■ STATED TASK ■
Provide only the number of lines in the data below that contain the string "CORROMPUS".
## begin THE INPUT
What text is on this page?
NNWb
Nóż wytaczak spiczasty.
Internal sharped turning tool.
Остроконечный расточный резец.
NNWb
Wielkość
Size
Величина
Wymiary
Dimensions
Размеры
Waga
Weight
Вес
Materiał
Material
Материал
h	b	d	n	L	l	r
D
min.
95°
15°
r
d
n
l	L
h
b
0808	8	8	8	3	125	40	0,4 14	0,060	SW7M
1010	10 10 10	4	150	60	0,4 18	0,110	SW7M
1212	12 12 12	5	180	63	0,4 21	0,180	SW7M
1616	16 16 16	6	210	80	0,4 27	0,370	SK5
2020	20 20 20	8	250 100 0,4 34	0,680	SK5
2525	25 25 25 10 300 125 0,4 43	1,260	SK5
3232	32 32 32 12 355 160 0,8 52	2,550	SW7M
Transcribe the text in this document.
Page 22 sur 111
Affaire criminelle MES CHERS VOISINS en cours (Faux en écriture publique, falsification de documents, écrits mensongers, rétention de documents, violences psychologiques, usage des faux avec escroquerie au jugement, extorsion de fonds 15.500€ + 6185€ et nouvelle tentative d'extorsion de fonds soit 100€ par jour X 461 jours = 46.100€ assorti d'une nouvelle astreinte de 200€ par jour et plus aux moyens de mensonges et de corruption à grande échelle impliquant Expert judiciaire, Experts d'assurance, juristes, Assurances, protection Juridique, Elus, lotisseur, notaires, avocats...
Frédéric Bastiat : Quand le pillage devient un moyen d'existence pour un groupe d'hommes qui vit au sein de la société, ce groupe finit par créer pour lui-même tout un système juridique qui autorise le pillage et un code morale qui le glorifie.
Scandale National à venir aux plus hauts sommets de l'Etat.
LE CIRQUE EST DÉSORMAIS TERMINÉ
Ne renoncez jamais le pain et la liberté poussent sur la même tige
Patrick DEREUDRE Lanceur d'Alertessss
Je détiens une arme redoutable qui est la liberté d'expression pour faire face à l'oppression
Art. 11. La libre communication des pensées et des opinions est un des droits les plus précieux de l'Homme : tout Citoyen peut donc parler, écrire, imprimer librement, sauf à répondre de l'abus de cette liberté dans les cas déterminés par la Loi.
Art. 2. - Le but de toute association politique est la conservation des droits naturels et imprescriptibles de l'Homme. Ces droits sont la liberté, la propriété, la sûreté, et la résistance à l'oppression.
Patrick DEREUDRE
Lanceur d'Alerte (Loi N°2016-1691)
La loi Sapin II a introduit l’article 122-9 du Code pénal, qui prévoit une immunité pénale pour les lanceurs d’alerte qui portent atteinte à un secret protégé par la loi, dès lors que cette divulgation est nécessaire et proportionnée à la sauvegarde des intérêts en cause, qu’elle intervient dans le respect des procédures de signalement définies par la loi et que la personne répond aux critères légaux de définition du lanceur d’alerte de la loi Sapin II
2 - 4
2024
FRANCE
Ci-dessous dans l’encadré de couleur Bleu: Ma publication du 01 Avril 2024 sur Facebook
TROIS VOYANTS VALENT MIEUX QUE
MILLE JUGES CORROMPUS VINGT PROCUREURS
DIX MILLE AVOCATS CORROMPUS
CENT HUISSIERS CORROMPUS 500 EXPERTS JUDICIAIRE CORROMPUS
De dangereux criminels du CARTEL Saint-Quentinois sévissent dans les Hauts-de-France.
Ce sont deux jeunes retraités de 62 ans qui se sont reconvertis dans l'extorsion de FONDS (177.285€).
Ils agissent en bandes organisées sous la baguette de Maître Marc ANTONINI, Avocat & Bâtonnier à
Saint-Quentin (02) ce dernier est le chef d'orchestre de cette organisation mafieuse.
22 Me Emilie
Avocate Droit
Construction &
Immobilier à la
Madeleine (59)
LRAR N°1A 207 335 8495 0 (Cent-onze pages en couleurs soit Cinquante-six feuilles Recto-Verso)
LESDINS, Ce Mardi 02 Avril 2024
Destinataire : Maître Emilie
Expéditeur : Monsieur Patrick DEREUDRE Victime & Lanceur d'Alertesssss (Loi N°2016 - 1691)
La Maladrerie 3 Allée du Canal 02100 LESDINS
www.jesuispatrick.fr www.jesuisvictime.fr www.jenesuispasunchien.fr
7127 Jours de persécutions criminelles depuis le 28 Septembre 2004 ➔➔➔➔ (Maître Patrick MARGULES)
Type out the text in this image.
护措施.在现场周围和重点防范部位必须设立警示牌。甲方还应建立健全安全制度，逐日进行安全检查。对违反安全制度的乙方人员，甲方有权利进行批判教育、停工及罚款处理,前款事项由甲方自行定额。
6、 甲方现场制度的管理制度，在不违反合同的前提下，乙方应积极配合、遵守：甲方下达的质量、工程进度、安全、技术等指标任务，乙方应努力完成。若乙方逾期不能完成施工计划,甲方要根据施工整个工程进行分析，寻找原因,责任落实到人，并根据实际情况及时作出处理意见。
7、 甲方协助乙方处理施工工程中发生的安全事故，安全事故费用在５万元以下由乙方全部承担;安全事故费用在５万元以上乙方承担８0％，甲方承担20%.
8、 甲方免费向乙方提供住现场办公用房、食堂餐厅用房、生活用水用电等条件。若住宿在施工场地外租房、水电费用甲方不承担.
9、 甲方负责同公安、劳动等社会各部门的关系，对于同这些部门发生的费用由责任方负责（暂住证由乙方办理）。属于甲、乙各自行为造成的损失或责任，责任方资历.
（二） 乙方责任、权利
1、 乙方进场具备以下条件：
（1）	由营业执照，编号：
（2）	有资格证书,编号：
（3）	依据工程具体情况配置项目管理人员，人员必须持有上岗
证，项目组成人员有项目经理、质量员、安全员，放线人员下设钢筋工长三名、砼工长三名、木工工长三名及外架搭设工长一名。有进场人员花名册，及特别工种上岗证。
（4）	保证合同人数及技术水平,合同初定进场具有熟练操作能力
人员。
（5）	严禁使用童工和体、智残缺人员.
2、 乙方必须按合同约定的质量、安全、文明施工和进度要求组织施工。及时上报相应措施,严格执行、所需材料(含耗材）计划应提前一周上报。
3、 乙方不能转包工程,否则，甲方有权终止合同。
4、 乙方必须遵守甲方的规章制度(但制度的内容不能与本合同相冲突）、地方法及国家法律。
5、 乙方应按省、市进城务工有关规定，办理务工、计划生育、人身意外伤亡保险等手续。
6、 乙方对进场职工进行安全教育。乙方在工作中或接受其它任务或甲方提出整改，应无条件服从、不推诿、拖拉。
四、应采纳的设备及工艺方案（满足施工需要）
## end THE INPUT
■ RESPONSE BELOW ■
3